## What to do
Print the complete set of entries exactly.

#### The input ####

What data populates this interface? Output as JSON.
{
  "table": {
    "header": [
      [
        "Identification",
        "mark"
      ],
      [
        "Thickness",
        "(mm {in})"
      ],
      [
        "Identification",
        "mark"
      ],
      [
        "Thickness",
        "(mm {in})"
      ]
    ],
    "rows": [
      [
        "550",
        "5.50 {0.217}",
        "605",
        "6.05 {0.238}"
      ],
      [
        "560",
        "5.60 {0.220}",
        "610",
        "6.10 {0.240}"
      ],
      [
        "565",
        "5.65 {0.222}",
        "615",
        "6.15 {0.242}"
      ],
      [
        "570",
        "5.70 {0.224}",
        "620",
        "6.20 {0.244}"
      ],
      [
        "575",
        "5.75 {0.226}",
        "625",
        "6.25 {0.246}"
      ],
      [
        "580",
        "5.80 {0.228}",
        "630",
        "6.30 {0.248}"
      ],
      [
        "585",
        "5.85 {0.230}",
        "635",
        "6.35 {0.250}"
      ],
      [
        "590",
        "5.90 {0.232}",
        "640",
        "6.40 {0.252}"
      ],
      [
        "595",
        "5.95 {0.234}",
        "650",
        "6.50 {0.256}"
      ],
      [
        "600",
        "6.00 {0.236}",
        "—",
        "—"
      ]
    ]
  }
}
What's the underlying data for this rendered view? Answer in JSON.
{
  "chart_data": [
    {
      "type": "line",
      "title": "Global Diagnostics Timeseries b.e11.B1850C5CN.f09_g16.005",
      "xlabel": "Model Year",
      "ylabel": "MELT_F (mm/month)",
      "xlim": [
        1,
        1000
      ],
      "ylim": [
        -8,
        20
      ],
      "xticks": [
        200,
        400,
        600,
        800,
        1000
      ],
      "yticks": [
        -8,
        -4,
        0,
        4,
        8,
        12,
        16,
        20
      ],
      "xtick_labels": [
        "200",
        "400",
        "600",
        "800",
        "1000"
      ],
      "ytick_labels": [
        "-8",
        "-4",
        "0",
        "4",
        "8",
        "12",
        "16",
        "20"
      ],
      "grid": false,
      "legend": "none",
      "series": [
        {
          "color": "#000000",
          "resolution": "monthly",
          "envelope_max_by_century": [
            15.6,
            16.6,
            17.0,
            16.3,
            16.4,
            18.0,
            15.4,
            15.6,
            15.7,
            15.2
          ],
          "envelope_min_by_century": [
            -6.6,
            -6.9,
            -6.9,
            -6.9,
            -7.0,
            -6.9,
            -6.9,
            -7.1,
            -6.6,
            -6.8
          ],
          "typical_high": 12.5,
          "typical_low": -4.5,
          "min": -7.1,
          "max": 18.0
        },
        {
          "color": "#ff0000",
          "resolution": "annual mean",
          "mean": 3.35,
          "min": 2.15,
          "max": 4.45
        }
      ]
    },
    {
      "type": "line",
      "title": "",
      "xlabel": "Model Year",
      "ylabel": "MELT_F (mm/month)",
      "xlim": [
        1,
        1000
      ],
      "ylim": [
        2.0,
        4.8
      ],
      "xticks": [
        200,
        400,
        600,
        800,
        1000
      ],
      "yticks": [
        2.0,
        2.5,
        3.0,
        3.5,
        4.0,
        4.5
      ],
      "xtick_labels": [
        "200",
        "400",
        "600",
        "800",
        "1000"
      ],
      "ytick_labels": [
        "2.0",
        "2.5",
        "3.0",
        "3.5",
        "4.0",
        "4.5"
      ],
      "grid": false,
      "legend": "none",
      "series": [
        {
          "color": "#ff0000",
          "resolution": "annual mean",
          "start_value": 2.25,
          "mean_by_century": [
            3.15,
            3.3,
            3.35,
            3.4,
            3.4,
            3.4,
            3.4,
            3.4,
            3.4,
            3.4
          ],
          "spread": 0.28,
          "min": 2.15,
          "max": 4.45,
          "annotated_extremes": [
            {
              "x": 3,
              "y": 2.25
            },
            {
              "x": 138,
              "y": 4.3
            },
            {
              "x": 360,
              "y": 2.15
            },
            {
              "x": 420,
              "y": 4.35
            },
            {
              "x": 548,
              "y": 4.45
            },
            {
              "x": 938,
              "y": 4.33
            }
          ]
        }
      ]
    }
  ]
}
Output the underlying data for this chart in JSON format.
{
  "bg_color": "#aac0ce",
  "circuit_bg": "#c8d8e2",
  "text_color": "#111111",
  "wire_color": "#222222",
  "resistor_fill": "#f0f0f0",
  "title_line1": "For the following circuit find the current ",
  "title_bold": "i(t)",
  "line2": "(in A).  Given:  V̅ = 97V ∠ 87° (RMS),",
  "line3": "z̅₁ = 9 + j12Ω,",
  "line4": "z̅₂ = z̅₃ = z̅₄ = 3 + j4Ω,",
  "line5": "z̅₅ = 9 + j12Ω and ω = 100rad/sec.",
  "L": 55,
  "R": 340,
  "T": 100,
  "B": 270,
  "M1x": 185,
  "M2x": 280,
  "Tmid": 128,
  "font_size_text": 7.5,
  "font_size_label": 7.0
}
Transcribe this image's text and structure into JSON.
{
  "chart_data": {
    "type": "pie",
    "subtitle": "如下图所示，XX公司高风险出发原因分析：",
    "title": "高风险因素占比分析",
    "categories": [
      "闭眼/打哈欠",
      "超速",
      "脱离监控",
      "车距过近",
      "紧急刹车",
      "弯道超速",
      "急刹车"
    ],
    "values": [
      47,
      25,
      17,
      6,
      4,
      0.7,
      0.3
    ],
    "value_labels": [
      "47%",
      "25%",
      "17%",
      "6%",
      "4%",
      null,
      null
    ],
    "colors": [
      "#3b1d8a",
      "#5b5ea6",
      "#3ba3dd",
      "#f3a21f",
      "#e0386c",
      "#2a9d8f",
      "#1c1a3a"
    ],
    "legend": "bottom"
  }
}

####

## Task output
What data populates this interface? Output as JSON.
{
  "table": {
    "header": [
      [
        "Identification",
        "mark"
      ],
      [
        "Thickness",
        "(mm {in})"
      ],
      [
        "Identification",
        "mark"
      ],
      [
        "Thickness",
        "(mm {in})"
      ]
    ],
    "rows": [
      [
        "550",
        "5.50 {0.217}",
        "605",
        "6.05 {0.238}"
      ],
      [
        "560",
        "5.60 {0.220}",
        "610",
        "6.10 {0.240}"
      ],
      [
        "565",
        "5.65 {0.222}",
        "615",
        "6.15 {0.242}"
      ],
      [
        "570",
        "5.70 {0.224}",
        "620",
        "6.20 {0.244}"
      ],
      [
        "575",
        "5.75 {0.226}",
        "625",
        "6.25 {0.246}"
      ],
      [
        "580",
        "5.80 {0.228}",
        "630",
        "6.30 {0.248}"
      ],
      [
        "585",
        "5.85 {0.230}",
        "635",
        "6.35 {0.250}"
      ],
      [
        "590",
        "5.90 {0.232}",
        "640",
        "6.40 {0.252}"
      ],
      [
        "595",
        "5.95 {0.234}",
        "650",
        "6.50 {0.256}"
      ],
      [
        "600",
        "6.00 {0.236}",
        "—",
        "—"
      ]
    ]
  }
}
What's the underlying data for this rendered view? Answer in JSON.
{
  "chart_data": [
    {
      "type": "line",
      "title": "Global Diagnostics Timeseries b.e11.B1850C5CN.f09_g16.005",
      "xlabel": "Model Year",
      "ylabel": "MELT_F (mm/month)",
      "xlim": [
        1,
        1000
      ],
      "ylim": [
        -8,
        20
      ],
      "xticks": [
        200,
        400,
        600,
        800,
        1000
      ],
      "yticks": [
        -8,
        -4,
        0,
        4,
        8,
        12,
        16,
        20
      ],
      "xtick_labels": [
        "200",
        "400",
        "600",
        "800",
        "1000"
      ],
      "ytick_labels": [
        "-8",
        "-4",
        "0",
        "4",
        "8",
        "12",
        "16",
        "20"
      ],
      "grid": false,
      "legend": "none",
      "series": [
        {
          "color": "#000000",
          "resolution": "monthly",
          "envelope_max_by_century": [
            15.6,
            16.6,
            17.0,
            16.3,
            16.4,
            18.0,
            15.4,
            15.6,
            15.7,
            15.2
          ],
          "envelope_min_by_century": [
            -6.6,
            -6.9,
            -6.9,
            -6.9,
            -7.0,
            -6.9,
            -6.9,
            -7.1,
            -6.6,
            -6.8
          ],
          "typical_high": 12.5,
          "typical_low": -4.5,
          "min": -7.1,
          "max": 18.0
        },
        {
          "color": "#ff0000",
          "resolution": "annual mean",
          "mean": 3.35,
          "min": 2.15,
          "max": 4.45
        }
      ]
    },
    {
      "type": "line",
      "title": "",
      "xlabel": "Model Year",
      "ylabel": "MELT_F (mm/month)",
      "xlim": [
        1,
        1000
      ],
      "ylim": [
        2.0,
        4.8
      ],
      "xticks": [
        200,
        400,
        600,
        800,
        1000
      ],
      "yticks": [
        2.0,
        2.5,
        3.0,
        3.5,
        4.0,
        4.5
      ],
      "xtick_labels": [
        "200",
        "400",
        "600",
        "800",
        "1000"
      ],
      "ytick_labels": [
        "2.0",
        "2.5",
        "3.0",
        "3.5",
        "4.0",
        "4.5"
      ],
      "grid": false,
      "legend": "none",
      "series": [
        {
          "color": "#ff0000",
          "resolution": "annual mean",
          "start_value": 2.25,
          "mean_by_century": [
            3.15,
            3.3,
            3.35,
            3.4,
            3.4,
            3.4,
            3.4,
            3.4,
            3.4,
            3.4
          ],
          "spread": 0.28,
          "min": 2.15,
          "max": 4.45,
          "annotated_extremes": [
            {
              "x": 3,
              "y": 2.25
            },
            {
              "x": 138,
              "y": 4.3
            },
            {
              "x": 360,
              "y": 2.15
            },
            {
              "x": 420,
              "y": 4.35
            },
            {
              "x": 548,
              "y": 4.45
            },
            {
              "x": 938,
              "y": 4.33
            }
          ]
        }
      ]
    }
  ]
}
Output the underlying data for this chart in JSON format.
{
  "bg_color": "#aac0ce",
  "circuit_bg": "#c8d8e2",
  "text_color": "#111111",
  "wire_color": "#222222",
  "resistor_fill": "#f0f0f0",
  "title_line1": "For the following circuit find the current ",
  "title_bold": "i(t)",
  "line2": "(in A).  Given:  V̅ = 97V ∠ 87° (RMS),",
  "line3": "z̅₁ = 9 + j12Ω,",
  "line4": "z̅₂ = z̅₃ = z̅₄ = 3 + j4Ω,",
  "line5": "z̅₅ = 9 + j12Ω and ω = 100rad/sec.",
  "L": 55,
  "R": 340,
  "T": 100,
  "B": 270,
  "M1x": 185,
  "M2x": 280,
  "Tmid": 128,
  "font_size_text": 7.5,
  "font_size_label": 7.0
}
Transcribe this image's text and structure into JSON.
{
  "chart_data": {
    "type": "pie",
    "subtitle": "如下图所示，XX公司高风险出发原因分析：",
    "title": "高风险因素占比分析",
    "categories": [
      "闭眼/打哈欠",
      "超速",
      "脱离监控",
      "车距过近",
      "紧急刹车",
      "弯道超速",
      "急刹车"
    ],
    "values": [
      47,
      25,
      17,
      6,
      4,
      0.7,
      0.3
    ],
    "value_labels": [
      "47%",
      "25%",
      "17%",
      "6%",
      "4%",
      null,
      null
    ],
    "colors": [
      "#3b1d8a",
      "#5b5ea6",
      "#3ba3dd",
      "#f3a21f",
      "#e0386c",
      "#2a9d8f",
      "#1c1a3a"
    ],
    "legend": "bottom"
  }
}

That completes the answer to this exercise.